**Exercise goal**
Entries follow. Set all of them down as they stand.

#### Records

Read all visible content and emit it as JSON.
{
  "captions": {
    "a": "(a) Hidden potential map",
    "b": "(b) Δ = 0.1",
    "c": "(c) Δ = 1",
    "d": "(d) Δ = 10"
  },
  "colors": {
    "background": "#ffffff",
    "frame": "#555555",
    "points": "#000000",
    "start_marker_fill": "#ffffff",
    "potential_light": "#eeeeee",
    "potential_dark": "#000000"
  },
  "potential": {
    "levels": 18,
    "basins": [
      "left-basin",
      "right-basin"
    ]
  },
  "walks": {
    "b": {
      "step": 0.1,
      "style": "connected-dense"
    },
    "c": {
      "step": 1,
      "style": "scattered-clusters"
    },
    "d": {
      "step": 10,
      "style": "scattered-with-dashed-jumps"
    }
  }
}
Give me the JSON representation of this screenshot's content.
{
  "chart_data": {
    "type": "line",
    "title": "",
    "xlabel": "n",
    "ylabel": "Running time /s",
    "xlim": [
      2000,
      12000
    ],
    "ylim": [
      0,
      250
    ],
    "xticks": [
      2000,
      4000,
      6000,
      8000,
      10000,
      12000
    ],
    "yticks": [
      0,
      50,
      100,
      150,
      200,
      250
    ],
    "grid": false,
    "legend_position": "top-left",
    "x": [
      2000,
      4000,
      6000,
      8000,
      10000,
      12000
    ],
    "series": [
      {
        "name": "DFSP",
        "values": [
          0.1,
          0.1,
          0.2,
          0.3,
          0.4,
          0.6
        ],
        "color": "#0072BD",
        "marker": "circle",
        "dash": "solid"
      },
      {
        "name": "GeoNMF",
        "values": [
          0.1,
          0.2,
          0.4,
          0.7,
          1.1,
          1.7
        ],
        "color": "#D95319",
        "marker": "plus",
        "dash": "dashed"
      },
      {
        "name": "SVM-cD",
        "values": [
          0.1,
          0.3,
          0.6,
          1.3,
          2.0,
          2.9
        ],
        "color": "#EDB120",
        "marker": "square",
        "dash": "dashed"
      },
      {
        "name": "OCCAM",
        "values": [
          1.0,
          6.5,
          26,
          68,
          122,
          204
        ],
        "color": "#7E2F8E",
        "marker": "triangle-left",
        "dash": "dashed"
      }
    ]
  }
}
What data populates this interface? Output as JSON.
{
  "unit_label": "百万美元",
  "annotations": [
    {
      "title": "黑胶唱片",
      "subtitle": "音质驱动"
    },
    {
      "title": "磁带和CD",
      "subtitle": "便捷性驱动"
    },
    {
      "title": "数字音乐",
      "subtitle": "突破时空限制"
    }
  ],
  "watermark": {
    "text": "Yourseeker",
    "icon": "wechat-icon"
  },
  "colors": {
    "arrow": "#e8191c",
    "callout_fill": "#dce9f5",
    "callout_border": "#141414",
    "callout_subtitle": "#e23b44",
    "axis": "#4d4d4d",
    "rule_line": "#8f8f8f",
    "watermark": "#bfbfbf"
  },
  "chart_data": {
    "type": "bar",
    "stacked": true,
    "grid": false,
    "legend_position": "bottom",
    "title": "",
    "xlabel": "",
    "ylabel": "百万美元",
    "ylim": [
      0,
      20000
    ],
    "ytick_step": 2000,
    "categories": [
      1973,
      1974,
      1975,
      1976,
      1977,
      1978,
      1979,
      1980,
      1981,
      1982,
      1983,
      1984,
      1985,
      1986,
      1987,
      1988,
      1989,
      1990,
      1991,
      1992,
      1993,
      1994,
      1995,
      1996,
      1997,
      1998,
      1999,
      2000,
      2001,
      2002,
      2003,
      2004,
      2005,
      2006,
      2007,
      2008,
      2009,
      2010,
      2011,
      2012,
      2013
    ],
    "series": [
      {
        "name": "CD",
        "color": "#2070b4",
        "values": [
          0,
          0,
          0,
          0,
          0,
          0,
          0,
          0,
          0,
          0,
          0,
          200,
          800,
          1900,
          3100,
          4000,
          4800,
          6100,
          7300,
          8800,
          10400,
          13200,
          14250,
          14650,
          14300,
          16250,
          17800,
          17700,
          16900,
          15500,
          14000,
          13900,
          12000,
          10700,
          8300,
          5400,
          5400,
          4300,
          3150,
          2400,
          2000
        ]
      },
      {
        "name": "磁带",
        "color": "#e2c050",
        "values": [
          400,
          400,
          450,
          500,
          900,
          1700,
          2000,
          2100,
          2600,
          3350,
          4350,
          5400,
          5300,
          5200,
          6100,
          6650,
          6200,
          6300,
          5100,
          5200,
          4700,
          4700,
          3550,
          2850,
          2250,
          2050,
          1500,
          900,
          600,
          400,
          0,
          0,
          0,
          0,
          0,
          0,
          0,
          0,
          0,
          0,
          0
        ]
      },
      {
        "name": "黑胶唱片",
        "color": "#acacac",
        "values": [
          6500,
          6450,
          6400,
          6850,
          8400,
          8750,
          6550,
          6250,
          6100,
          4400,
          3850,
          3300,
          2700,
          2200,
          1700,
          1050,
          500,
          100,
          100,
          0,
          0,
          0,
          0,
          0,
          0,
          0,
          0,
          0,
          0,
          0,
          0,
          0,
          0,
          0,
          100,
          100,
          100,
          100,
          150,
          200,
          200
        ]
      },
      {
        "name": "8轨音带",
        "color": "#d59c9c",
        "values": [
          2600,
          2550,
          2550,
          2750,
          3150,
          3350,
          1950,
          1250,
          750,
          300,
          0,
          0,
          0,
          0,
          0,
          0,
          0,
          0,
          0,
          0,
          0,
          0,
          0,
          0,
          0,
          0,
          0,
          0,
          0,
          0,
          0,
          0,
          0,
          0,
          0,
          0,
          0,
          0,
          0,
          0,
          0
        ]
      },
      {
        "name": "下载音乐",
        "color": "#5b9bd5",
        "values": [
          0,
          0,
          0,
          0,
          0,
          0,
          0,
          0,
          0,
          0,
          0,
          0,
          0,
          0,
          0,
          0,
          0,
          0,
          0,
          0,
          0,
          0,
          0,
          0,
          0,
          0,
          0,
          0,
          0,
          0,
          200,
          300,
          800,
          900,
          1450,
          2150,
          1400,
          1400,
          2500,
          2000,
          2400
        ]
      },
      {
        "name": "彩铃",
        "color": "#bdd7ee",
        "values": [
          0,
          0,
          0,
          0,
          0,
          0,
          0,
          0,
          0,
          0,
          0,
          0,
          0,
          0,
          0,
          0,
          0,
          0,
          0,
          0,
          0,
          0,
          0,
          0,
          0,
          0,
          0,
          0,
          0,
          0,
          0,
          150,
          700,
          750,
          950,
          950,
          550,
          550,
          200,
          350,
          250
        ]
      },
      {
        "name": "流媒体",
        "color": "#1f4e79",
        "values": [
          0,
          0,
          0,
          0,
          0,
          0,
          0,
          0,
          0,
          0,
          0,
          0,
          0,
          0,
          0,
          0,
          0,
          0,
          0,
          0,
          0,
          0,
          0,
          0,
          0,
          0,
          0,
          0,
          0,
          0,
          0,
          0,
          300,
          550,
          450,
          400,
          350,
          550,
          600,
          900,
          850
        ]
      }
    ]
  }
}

########

**Response to this exercise**
Read all visible content and emit it as JSON.
{
  "captions": {
    "a": "(a) Hidden potential map",
    "b": "(b) Δ = 0.1",
    "c": "(c) Δ = 1",
    "d": "(d) Δ = 10"
  },
  "colors": {
    "background": "#ffffff",
    "frame": "#555555",
    "points": "#000000",
    "start_marker_fill": "#ffffff",
    "potential_light": "#eeeeee",
    "potential_dark": "#000000"
  },
  "potential": {
    "levels": 18,
    "basins": [
      "left-basin",
      "right-basin"
    ]
  },
  "walks": {
    "b": {
      "step": 0.1,
      "style": "connected-dense"
    },
    "c": {
      "step": 1,
      "style": "scattered-clusters"
    },
    "d": {
      "step": 10,
      "style": "scattered-with-dashed-jumps"
    }
  }
}
Give me the JSON representation of this screenshot's content.
{
  "chart_data": {
    "type": "line",
    "title": "",
    "xlabel": "n",
    "ylabel": "Running time /s",
    "xlim": [
      2000,
      12000
    ],
    "ylim": [
      0,
      250
    ],
    "xticks": [
      2000,
      4000,
      6000,
      8000,
      10000,
      12000
    ],
    "yticks": [
      0,
      50,
      100,
      150,
      200,
      250
    ],
    "grid": false,
    "legend_position": "top-left",
    "x": [
      2000,
      4000,
      6000,
      8000,
      10000,
      12000
    ],
    "series": [
      {
        "name": "DFSP",
        "values": [
          0.1,
          0.1,
          0.2,
          0.3,
          0.4,
          0.6
        ],
        "color": "#0072BD",
        "marker": "circle",
        "dash": "solid"
      },
      {
        "name": "GeoNMF",
        "values": [
          0.1,
          0.2,
          0.4,
          0.7,
          1.1,
          1.7
        ],
        "color": "#D95319",
        "marker": "plus",
        "dash": "dashed"
      },
      {
        "name": "SVM-cD",
        "values": [
          0.1,
          0.3,
          0.6,
          1.3,
          2.0,
          2.9
        ],
        "color": "#EDB120",
        "marker": "square",
        "dash": "dashed"
      },
      {
        "name": "OCCAM",
        "values": [
          1.0,
          6.5,
          26,
          68,
          122,
          204
        ],
        "color": "#7E2F8E",
        "marker": "triangle-left",
        "dash": "dashed"
      }
    ]
  }
}
What data populates this interface? Output as JSON.
{
  "unit_label": "百万美元",
  "annotations": [
    {
      "title": "黑胶唱片",
      "subtitle": "音质驱动"
    },
    {
      "title": "磁带和CD",
      "subtitle": "便捷性驱动"
    },
    {
      "title": "数字音乐",
      "subtitle": "突破时空限制"
    }
  ],
  "watermark": {
    "text": "Yourseeker",
    "icon": "wechat-icon"
  },
  "colors": {
    "arrow": "#e8191c",
    "callout_fill": "#dce9f5",
    "callout_border": "#141414",
    "callout_subtitle": "#e23b44",
    "axis": "#4d4d4d",
    "rule_line": "#8f8f8f",
    "watermark": "#bfbfbf"
  },
  "chart_data": {
    "type": "bar",
    "stacked": true,
    "grid": false,
    "legend_position": "bottom",
    "title": "",
    "xlabel": "",
    "ylabel": "百万美元",
    "ylim": [
      0,
      20000
    ],
    "ytick_step": 2000,
    "categories": [
      1973,
      1974,
      1975,
      1976,
      1977,
      1978,
      1979,
      1980,
      1981,
      1982,
      1983,
      1984,
      1985,
      1986,
      1987,
      1988,
      1989,
      1990,
      1991,
      1992,
      1993,
      1994,
      1995,
      1996,
      1997,
      1998,
      1999,
      2000,
      2001,
      2002,
      2003,
      2004,
      2005,
      2006,
      2007,
      2008,
      2009,
      2010,
      2011,
      2012,
      2013
    ],
    "series": [
      {
        "name": "CD",
        "color": "#2070b4",
        "values": [
          0,
          0,
          0,
          0,
          0,
          0,
          0,
          0,
          0,
          0,
          0,
          200,
          800,
          1900,
          3100,
          4000,
          4800,
          6100,
          7300,
          8800,
          10400,
          13200,
          14250,
          14650,
          14300,
          16250,
          17800,
          17700,
          16900,
          15500,
          14000,
          13900,
          12000,
          10700,
          8300,
          5400,
          5400,
          4300,
          3150,
          2400,
          2000
        ]
      },
      {
        "name": "磁带",
        "color": "#e2c050",
        "values": [
          400,
          400,
          450,
          500,
          900,
          1700,
          2000,
          2100,
          2600,
          3350,
          4350,
          5400,
          5300,
          5200,
          6100,
          6650,
          6200,
          6300,
          5100,
          5200,
          4700,
          4700,
          3550,
          2850,
          2250,
          2050,
          1500,
          900,
          600,
          400,
          0,
          0,
          0,
          0,
          0,
          0,
          0,
          0,
          0,
          0,
          0
        ]
      },
      {
        "name": "黑胶唱片",
        "color": "#acacac",
        "values": [
          6500,
          6450,
          6400,
          6850,
          8400,
          8750,
          6550,
          6250,
          6100,
          4400,
          3850,
          3300,
          2700,
          2200,
          1700,
          1050,
          500,
          100,
          100,
          0,
          0,
          0,
          0,
          0,
          0,
          0,
          0,
          0,
          0,
          0,
          0,
          0,
          0,
          0,
          100,
          100,
          100,
          100,
          150,
          200,
          200
        ]
      },
      {
        "name": "8轨音带",
        "color": "#d59c9c",
        "values": [
          2600,
          2550,
          2550,
          2750,
          3150,
          3350,
          1950,
          1250,
          750,
          300,
          0,
          0,
          0,
          0,
          0,
          0,
          0,
          0,
          0,
          0,
          0,
          0,
          0,
          0,
          0,
          0,
          0,
          0,
          0,
          0,
          0,
          0,
          0,
          0,
          0,
          0,
          0,
          0,
          0,
          0,
          0
        ]
      },
      {
        "name": "下载音乐",
        "color": "#5b9bd5",
        "values": [
          0,
          0,
          0,
          0,
          0,
          0,
          0,
          0,
          0,
          0,
          0,
          0,
          0,
          0,
          0,
          0,
          0,
          0,
          0,
          0,
          0,
          0,
          0,
          0,
          0,
          0,
          0,
          0,
          0,
          0,
          200,
          300,
          800,
          900,
          1450,
          2150,
          1400,
          1400,
          2500,
          2000,
          2400
        ]
      },
      {
        "name": "彩铃",
        "color": "#bdd7ee",
        "values": [
          0,
          0,
          0,
          0,
          0,
          0,
          0,
          0,
          0,
          0,
          0,
          0,
          0,
          0,
          0,
          0,
          0,
          0,
          0,
          0,
          0,
          0,
          0,
          0,
          0,
          0,
          0,
          0,
          0,
          0,
          0,
          150,
          700,
          750,
          950,
          950,
          550,
          550,
          200,
          350,
          250
        ]
      },
      {
        "name": "流媒体",
        "color": "#1f4e79",
        "values": [
          0,
          0,
          0,
          0,
          0,
          0,
          0,
          0,
          0,
          0,
          0,
          0,
          0,
          0,
          0,
          0,
          0,
          0,
          0,
          0,
          0,
          0,
          0,
          0,
          0,
          0,
          0,
          0,
          0,
          0,
          0,
          0,
          300,
          550,
          450,
          400,
          350,
          550,
          600,
          900,
          850
        ]
      }
    ]
  }
}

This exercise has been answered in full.